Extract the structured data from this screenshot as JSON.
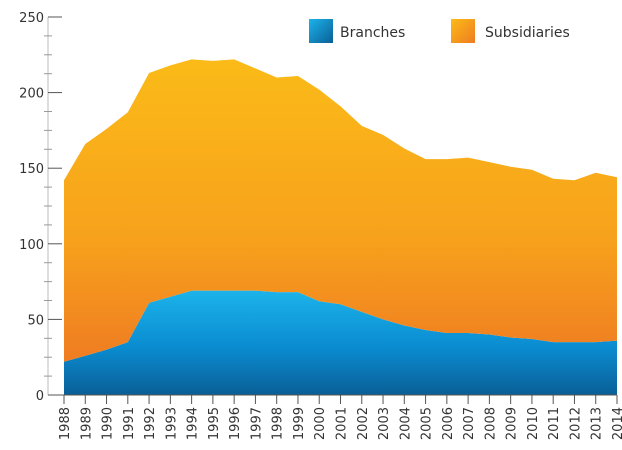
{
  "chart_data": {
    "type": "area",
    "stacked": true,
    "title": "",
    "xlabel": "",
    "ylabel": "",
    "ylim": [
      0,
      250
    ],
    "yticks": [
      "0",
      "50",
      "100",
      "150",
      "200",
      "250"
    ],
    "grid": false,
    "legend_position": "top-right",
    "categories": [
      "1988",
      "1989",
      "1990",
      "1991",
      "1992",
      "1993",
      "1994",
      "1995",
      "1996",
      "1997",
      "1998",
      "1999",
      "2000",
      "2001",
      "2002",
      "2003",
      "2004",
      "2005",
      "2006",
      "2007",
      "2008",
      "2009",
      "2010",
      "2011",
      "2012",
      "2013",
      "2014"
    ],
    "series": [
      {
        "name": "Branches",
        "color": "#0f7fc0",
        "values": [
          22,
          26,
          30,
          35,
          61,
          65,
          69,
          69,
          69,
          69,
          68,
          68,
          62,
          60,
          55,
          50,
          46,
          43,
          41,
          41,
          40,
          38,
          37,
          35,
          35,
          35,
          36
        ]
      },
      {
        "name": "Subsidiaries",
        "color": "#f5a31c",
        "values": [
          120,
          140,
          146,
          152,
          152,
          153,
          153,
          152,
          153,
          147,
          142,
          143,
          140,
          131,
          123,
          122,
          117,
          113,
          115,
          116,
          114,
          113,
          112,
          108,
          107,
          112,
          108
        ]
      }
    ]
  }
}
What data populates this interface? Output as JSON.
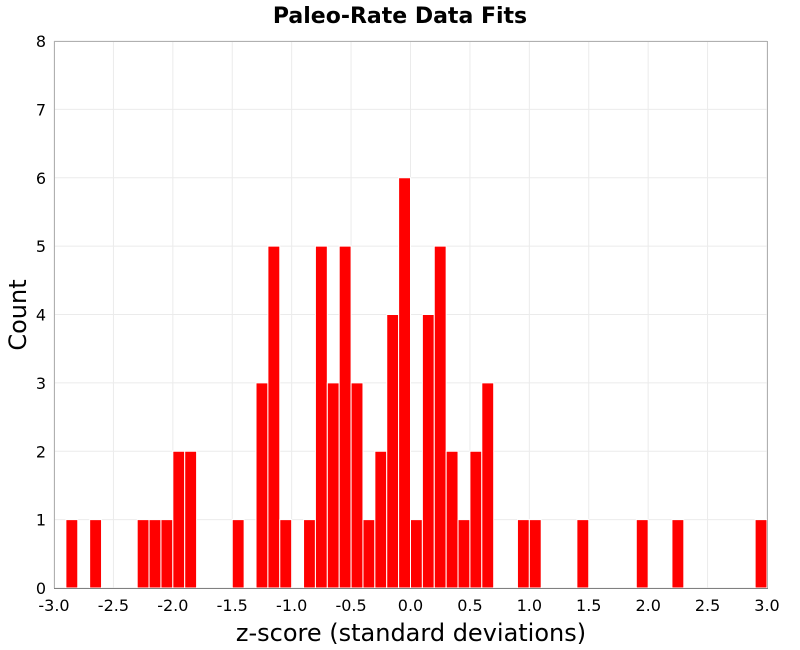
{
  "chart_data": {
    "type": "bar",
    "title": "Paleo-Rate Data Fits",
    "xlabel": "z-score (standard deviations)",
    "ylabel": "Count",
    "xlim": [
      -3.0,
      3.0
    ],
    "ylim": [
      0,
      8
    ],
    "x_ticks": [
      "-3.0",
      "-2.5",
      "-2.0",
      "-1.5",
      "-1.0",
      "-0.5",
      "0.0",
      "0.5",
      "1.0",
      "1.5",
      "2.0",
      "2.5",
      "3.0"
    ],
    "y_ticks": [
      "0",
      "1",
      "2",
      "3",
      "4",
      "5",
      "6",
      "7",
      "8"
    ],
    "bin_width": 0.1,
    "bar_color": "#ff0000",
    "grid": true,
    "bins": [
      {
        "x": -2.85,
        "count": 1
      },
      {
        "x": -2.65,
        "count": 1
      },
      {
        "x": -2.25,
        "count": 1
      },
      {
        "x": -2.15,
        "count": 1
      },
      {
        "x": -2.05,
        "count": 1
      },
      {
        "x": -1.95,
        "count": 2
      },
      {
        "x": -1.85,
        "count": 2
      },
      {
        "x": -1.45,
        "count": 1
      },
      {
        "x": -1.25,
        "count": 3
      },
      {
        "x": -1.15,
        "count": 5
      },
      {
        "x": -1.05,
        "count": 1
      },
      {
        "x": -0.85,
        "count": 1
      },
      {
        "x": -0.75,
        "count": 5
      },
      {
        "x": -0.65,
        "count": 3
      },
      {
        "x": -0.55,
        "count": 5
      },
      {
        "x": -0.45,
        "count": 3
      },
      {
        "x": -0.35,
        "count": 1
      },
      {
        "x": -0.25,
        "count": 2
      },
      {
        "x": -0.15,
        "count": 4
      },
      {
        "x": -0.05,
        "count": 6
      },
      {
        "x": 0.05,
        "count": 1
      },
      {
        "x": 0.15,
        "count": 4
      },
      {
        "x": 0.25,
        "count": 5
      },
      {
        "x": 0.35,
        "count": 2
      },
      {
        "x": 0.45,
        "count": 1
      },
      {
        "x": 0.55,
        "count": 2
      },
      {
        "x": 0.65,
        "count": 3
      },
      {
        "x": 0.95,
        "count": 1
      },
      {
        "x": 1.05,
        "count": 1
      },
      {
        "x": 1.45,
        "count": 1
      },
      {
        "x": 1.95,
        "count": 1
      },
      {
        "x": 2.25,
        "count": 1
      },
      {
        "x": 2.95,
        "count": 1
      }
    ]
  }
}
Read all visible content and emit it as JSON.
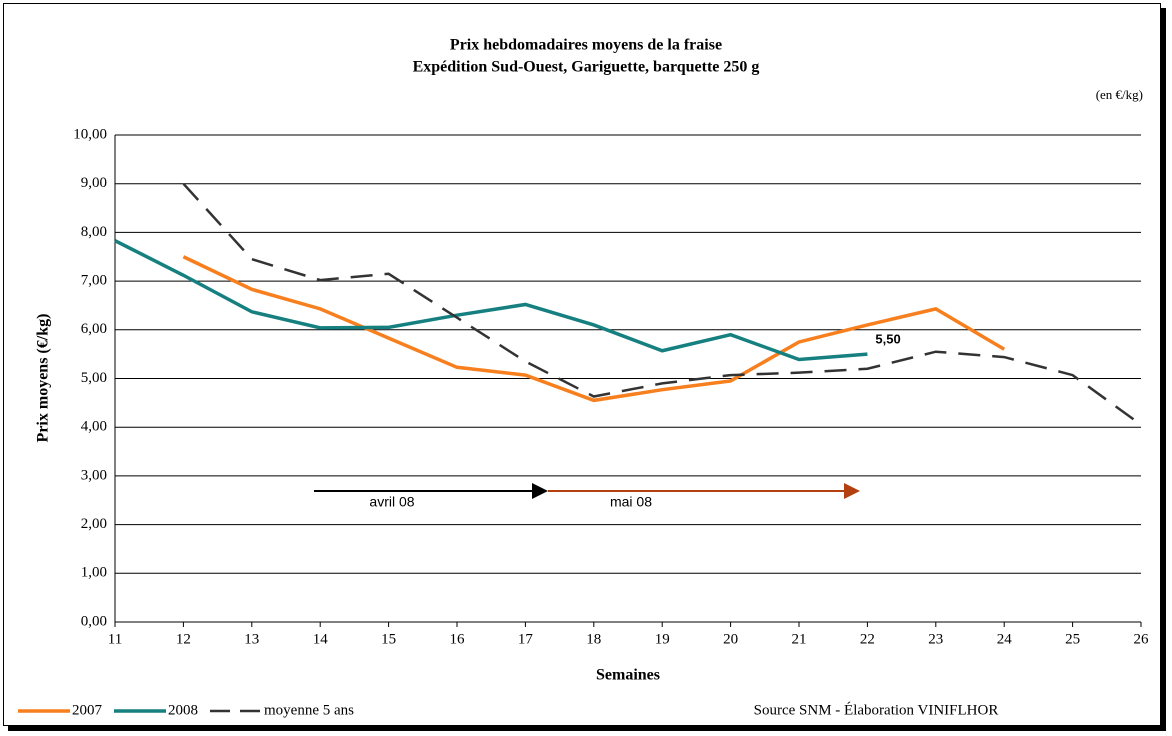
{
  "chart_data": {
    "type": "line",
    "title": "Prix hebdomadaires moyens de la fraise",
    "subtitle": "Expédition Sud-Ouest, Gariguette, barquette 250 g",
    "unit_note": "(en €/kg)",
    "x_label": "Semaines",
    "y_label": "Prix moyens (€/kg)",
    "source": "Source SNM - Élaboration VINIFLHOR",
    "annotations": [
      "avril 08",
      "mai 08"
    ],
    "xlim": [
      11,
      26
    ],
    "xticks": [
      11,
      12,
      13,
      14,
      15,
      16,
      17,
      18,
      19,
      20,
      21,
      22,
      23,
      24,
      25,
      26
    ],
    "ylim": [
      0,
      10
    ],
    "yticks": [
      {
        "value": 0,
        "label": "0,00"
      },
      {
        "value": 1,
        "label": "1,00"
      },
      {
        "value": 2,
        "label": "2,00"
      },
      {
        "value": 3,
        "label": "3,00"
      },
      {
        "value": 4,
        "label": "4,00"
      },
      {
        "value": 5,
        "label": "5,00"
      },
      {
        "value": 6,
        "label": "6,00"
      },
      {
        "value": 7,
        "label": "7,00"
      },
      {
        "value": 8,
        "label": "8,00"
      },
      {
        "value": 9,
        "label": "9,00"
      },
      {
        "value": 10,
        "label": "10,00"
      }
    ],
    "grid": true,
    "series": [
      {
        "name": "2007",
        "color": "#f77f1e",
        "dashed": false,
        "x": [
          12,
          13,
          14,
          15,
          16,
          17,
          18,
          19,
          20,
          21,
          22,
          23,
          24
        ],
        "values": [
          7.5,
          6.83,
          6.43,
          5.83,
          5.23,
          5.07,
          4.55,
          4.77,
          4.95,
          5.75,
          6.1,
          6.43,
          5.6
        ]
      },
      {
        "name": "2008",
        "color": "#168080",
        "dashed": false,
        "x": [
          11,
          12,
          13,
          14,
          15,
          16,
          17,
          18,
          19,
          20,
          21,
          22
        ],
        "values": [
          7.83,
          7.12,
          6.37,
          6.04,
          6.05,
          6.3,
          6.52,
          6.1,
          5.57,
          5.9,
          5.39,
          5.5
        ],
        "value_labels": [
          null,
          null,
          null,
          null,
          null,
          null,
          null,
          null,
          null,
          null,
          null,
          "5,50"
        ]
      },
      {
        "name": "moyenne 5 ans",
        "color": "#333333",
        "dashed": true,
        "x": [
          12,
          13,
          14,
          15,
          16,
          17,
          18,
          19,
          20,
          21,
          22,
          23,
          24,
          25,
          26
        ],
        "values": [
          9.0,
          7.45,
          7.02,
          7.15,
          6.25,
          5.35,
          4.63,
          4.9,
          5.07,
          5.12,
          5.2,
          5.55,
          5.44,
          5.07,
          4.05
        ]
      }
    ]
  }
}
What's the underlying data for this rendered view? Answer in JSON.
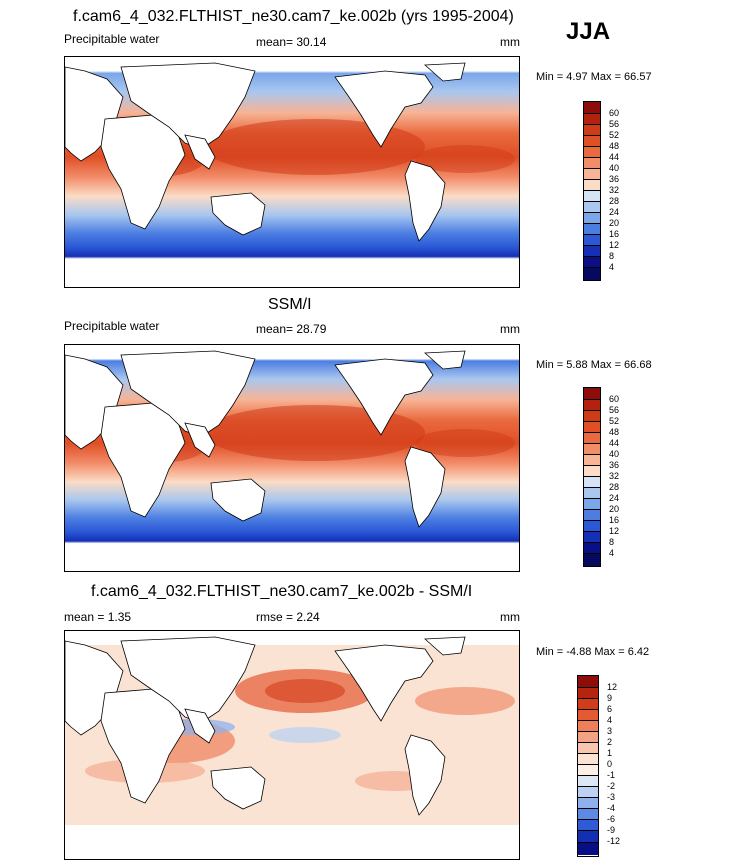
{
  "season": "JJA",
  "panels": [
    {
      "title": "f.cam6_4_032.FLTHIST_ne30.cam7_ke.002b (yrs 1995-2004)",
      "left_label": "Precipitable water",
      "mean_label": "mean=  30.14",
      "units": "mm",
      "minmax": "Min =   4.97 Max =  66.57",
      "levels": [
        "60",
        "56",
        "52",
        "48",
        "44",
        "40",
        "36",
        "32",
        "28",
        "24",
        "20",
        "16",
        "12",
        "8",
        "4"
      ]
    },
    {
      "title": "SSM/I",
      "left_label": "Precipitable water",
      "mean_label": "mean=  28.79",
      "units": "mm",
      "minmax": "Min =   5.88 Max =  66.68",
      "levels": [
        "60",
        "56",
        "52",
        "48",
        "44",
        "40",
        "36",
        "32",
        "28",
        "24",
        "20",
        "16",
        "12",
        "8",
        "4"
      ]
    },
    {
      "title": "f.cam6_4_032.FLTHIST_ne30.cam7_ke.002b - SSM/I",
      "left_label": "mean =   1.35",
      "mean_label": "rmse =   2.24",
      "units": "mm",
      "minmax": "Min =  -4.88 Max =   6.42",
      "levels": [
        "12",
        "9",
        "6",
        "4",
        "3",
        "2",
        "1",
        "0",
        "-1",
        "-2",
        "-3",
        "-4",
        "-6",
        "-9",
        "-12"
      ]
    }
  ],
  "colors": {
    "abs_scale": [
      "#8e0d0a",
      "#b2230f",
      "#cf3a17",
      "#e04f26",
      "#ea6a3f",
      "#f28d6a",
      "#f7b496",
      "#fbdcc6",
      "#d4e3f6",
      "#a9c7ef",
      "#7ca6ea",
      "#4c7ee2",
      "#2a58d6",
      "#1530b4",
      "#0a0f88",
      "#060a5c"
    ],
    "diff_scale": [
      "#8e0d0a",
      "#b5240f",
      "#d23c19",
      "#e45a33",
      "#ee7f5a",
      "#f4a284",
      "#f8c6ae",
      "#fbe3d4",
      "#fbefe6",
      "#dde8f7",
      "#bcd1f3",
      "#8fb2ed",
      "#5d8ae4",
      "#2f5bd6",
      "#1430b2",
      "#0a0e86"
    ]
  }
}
--*--
• DESCRIPTION OF THE TASK
Wherever a line in the data above holds "xlabel", copy that line.

• EXPECTED OUTPUT
    "xlabel": "",
    "xlabel": "z-score (standard deviations)",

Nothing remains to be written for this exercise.